The problem:
Where a line of the material contains the string "funding", copy that line.
-- start --
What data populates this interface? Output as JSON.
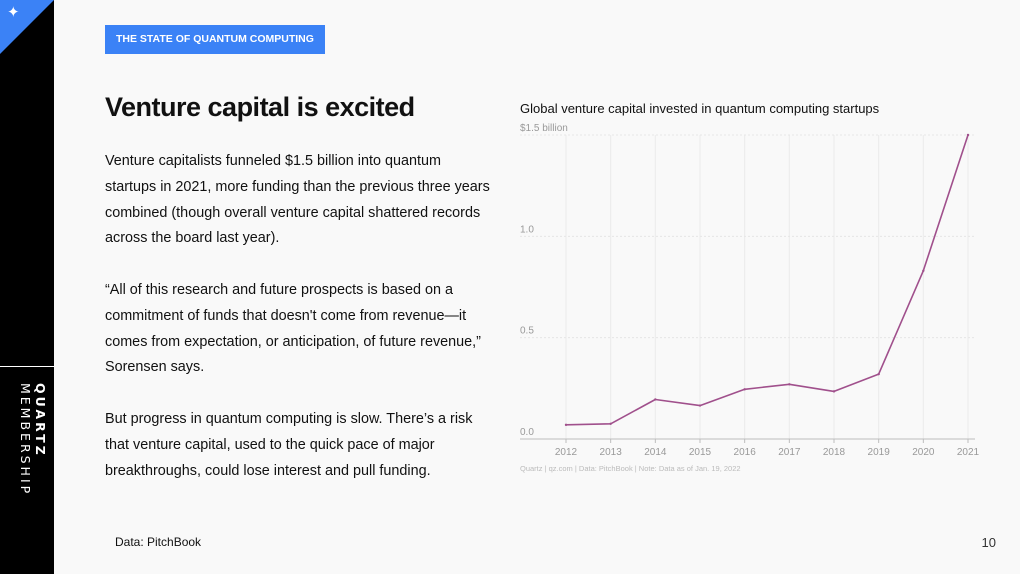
{
  "brand": {
    "bold": "QUARTZ",
    "rest": "MEMBERSHIP"
  },
  "tag": "THE STATE OF QUANTUM COMPUTING",
  "headline": "Venture capital is excited",
  "paragraphs": [
    "Venture capitalists funneled $1.5 billion into quantum startups in 2021, more funding than the previous three years combined (though overall venture capital shattered records across the board last year).",
    "“All of this research and future prospects is based on a commitment of funds that doesn't come from revenue—it comes from expectation, or anticipation, of future revenue,” Sorensen says.",
    "But progress in quantum computing is slow. There’s a risk that venture capital, used to the quick pace of major breakthroughs, could lose interest and pull funding."
  ],
  "source": "Data: PitchBook",
  "page_number": "10",
  "chart_data": {
    "type": "line",
    "title": "Global venture capital invested in quantum computing startups",
    "x": [
      "2012",
      "2013",
      "2014",
      "2015",
      "2016",
      "2017",
      "2018",
      "2019",
      "2020",
      "2021"
    ],
    "series": [
      {
        "values": [
          0.07,
          0.075,
          0.195,
          0.165,
          0.245,
          0.27,
          0.235,
          0.32,
          0.83,
          1.5
        ]
      }
    ],
    "y_ticks": [
      {
        "value": 0.0,
        "label": "0.0"
      },
      {
        "value": 0.5,
        "label": "0.5"
      },
      {
        "value": 1.0,
        "label": "1.0"
      },
      {
        "value": 1.5,
        "label": "$1.5 billion"
      }
    ],
    "ylim": [
      0,
      1.5
    ],
    "grid": true,
    "line_color": "#a0508c",
    "note": "Quartz | qz.com | Data: PitchBook | Note: Data as of Jan. 19, 2022"
  }
}
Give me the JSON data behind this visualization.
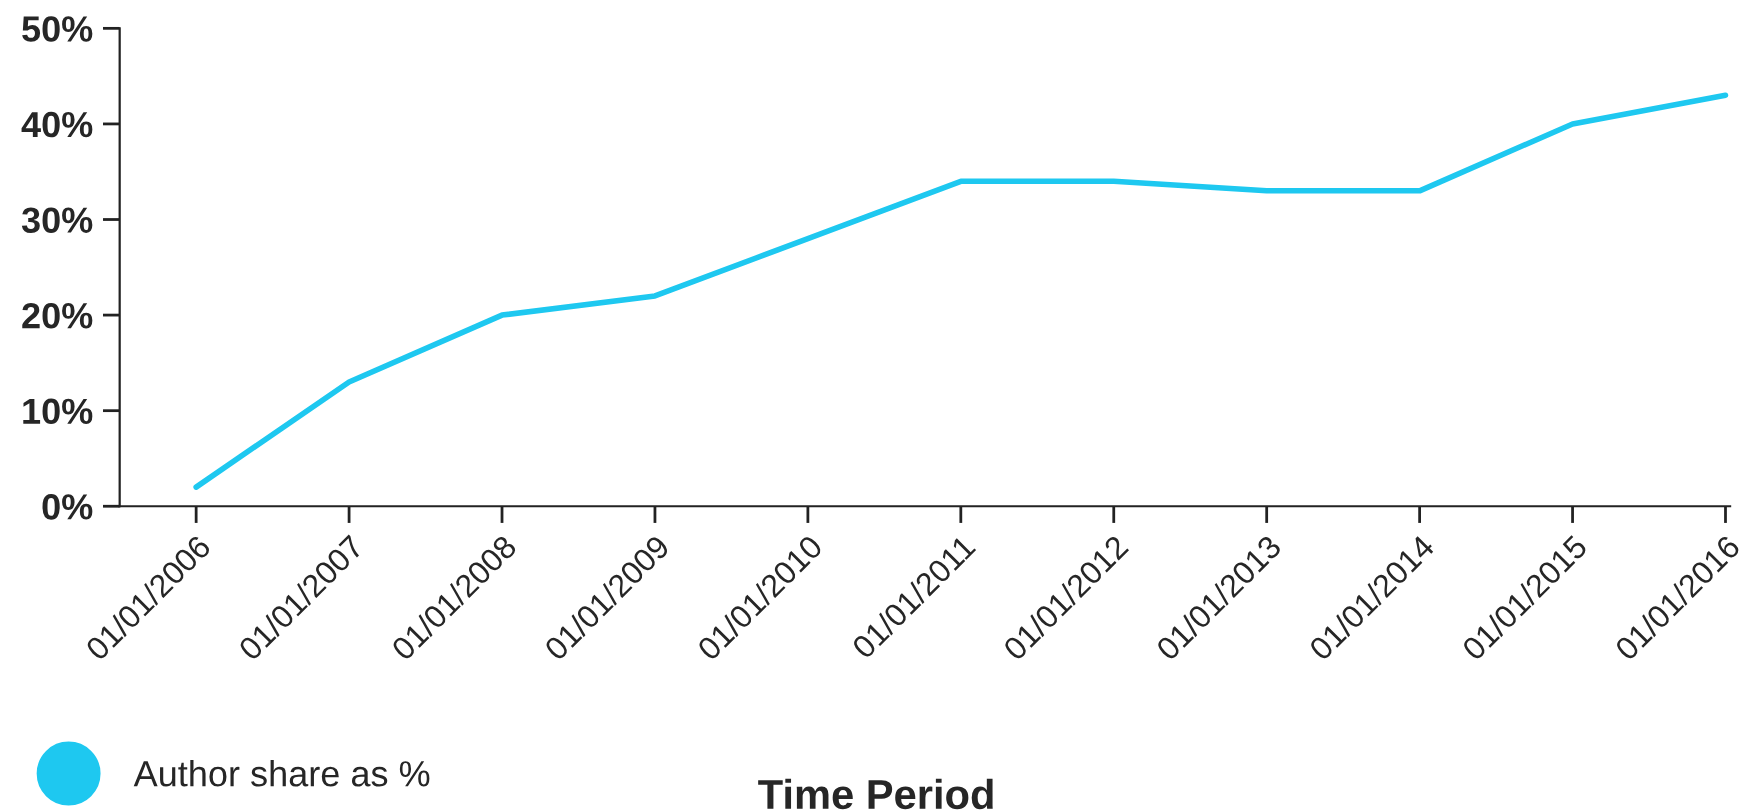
{
  "chart_data": {
    "type": "line",
    "categories": [
      "01/01/2006",
      "01/01/2007",
      "01/01/2008",
      "01/01/2009",
      "01/01/2010",
      "01/01/2011",
      "01/01/2012",
      "01/01/2013",
      "01/01/2014",
      "01/01/2015",
      "01/01/2016"
    ],
    "series": [
      {
        "name": "Author share as %",
        "color": "#1ec8f0",
        "values": [
          2,
          13,
          20,
          22,
          28,
          34,
          34,
          33,
          33,
          40,
          43
        ]
      }
    ],
    "xlabel": "Time Period",
    "ylim": [
      0,
      50
    ],
    "yticks": [
      {
        "value": 0,
        "label": "0%"
      },
      {
        "value": 10,
        "label": "10%"
      },
      {
        "value": 20,
        "label": "20%"
      },
      {
        "value": 30,
        "label": "30%"
      },
      {
        "value": 40,
        "label": "40%"
      },
      {
        "value": 50,
        "label": "50%"
      }
    ],
    "grid": false,
    "legend": "bottom left",
    "marker": "none",
    "line_style": "solid"
  }
}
-- end --
Written response:
    "Venture capitalists funneled $1.5 billion into quantum startups in 2021, more funding than the previous three years combined (though overall venture capital shattered records across the board last year).",
    "But progress in quantum computing is slow. There’s a risk that venture capital, used to the quick pace of major breakthroughs, could lose interest and pull funding."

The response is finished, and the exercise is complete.